» Seçilmiş bölüm:
____________

Güncel
Şehitlerimiz
Barikat
Kültür
Tarih
Kitaplar
Dizi Yazılar
Görüşler
Linkler
Ana Sayfa
 
Arşiv
Makale Dizini


 

 

 

Ezberci-gerici eğitim sistemindeki çöküntünün çaresi nihayet bulundu: Eğitim-Sen’i kapatmak!
Geçtiğimiz ay, peşpeşe açıklanan Öğrenci Seçme Sınavı (ÖSS) ve Liselere Giriş Sınavı (LGS) sonuçları, yıllardır uygulanan ama özellikle 1980’lerden sonra daha da vahim hale sokulan gerici eğitim sisteminin kanayan yarasını gözler önüne serdi.

____________

» Sağlanan satırlar:
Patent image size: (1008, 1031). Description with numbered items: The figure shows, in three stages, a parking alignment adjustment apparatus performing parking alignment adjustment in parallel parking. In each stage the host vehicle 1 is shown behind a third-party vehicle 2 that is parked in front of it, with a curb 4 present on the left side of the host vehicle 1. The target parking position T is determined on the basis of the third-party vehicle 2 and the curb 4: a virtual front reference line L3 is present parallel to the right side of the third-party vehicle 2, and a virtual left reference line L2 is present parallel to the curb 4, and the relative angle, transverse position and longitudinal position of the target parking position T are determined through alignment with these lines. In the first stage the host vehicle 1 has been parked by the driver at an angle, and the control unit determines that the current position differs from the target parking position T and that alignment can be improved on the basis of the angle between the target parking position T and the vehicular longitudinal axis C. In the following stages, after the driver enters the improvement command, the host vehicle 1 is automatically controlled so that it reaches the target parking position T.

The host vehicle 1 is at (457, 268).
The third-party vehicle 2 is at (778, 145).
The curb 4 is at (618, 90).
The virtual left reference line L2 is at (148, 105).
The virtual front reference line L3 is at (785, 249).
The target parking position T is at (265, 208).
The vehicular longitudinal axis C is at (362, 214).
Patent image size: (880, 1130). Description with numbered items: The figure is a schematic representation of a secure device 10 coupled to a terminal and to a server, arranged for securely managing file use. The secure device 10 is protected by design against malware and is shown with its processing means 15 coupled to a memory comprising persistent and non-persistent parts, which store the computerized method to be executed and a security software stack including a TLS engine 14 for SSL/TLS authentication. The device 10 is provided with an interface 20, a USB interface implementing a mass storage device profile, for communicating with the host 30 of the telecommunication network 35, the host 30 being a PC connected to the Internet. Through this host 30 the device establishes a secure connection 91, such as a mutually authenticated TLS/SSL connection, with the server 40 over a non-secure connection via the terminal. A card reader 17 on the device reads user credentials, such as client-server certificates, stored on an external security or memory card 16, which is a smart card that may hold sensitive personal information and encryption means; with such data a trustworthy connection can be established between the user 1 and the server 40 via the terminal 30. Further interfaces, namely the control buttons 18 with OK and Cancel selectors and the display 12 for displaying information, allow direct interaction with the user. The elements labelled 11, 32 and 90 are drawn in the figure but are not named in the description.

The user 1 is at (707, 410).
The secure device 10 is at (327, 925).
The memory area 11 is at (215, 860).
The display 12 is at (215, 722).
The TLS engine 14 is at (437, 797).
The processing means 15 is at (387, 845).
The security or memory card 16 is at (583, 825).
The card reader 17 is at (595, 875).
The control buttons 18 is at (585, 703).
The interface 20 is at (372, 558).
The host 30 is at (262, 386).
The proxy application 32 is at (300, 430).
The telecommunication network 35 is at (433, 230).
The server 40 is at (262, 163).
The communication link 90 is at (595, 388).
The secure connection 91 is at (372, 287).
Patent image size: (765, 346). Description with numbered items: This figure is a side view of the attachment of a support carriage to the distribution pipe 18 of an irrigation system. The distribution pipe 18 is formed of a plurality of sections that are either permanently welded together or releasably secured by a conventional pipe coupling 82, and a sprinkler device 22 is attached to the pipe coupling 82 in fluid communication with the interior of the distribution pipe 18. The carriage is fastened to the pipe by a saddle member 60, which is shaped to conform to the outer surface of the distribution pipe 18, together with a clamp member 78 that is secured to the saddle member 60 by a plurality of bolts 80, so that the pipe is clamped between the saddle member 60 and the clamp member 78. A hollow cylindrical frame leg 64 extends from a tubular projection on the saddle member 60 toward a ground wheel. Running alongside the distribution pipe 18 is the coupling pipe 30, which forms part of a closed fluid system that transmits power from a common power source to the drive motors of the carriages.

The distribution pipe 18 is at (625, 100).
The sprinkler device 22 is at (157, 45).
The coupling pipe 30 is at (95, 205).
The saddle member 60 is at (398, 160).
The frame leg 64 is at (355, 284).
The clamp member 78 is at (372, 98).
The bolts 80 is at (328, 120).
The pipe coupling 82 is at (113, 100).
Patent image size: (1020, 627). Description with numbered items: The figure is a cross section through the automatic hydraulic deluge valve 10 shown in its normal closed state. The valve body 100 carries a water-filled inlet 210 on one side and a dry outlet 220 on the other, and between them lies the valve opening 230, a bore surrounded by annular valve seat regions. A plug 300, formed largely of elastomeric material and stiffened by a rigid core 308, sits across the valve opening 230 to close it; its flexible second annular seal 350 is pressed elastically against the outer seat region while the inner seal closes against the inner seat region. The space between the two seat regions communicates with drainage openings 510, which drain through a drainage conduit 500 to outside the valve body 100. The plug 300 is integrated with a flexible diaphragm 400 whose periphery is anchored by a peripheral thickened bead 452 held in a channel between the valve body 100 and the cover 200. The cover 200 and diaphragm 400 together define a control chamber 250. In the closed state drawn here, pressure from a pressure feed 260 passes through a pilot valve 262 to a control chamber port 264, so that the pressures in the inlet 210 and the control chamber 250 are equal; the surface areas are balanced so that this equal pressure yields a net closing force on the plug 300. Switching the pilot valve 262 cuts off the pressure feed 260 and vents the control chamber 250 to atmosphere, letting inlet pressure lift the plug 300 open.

____________

» Verilen görev 1: Eğitim sistemi yazısından "Ezberci-gerici eğitim sistemindeki" sözlerinden "gözler önüne serdi." sözlerine kadar olan kısmı değiştirmeden alıntılayın.
» Verilen görev 2: Eğitim sistemi yazısını son cümlesinden sonra devam ettirin.
Satırlar bu iş için gerekmiyor.

» Beklenen cevap 1:
Ezberci-gerici eğitim sistemindeki çöküntünün çaresi nihayet bulundu: Eğitim-Sen’i kapatmak!
Geçtiğimiz ay, peşpeşe açıklanan Öğrenci Seçme Sınavı (ÖSS) ve Liselere Giriş Sınavı (LGS) sonuçları, yıllardır uygulanan ama özellikle 1980’lerden sonra daha da vahim hale sokulan gerici eğitim sisteminin kanayan yarasını gözler önüne serdi.

» Beklenen cevap 2:
ÖSS’de 32 bin 177 öğrencinin sıfır puan aldığının anlaşılmasından sonra, asıl büyük darbe LGS sonuçlarından geldi: Bu sınavda da 64 bin 598 öğrenci “sıfır çekmişti.” Tabii, tren kazasından sel felaketine dek hemen her konuda yüzsüzce bir açıklama bulmayı uzmanlık alanı haline getirmiş olan AKP kurmayları, bu sonuçları yorumlamanın bir yolunu buldular. Büyük ölçüde de suçun yükünü “iş olsun diye sınava giren” serseri öğrencilerin üzerine yıktılar ve dosyayı kapatmaya çalıştılar; ama bu arada “iş olsun diye sınava girmek” fiilinin nereden kaynaklandığından hiç söz etmediler.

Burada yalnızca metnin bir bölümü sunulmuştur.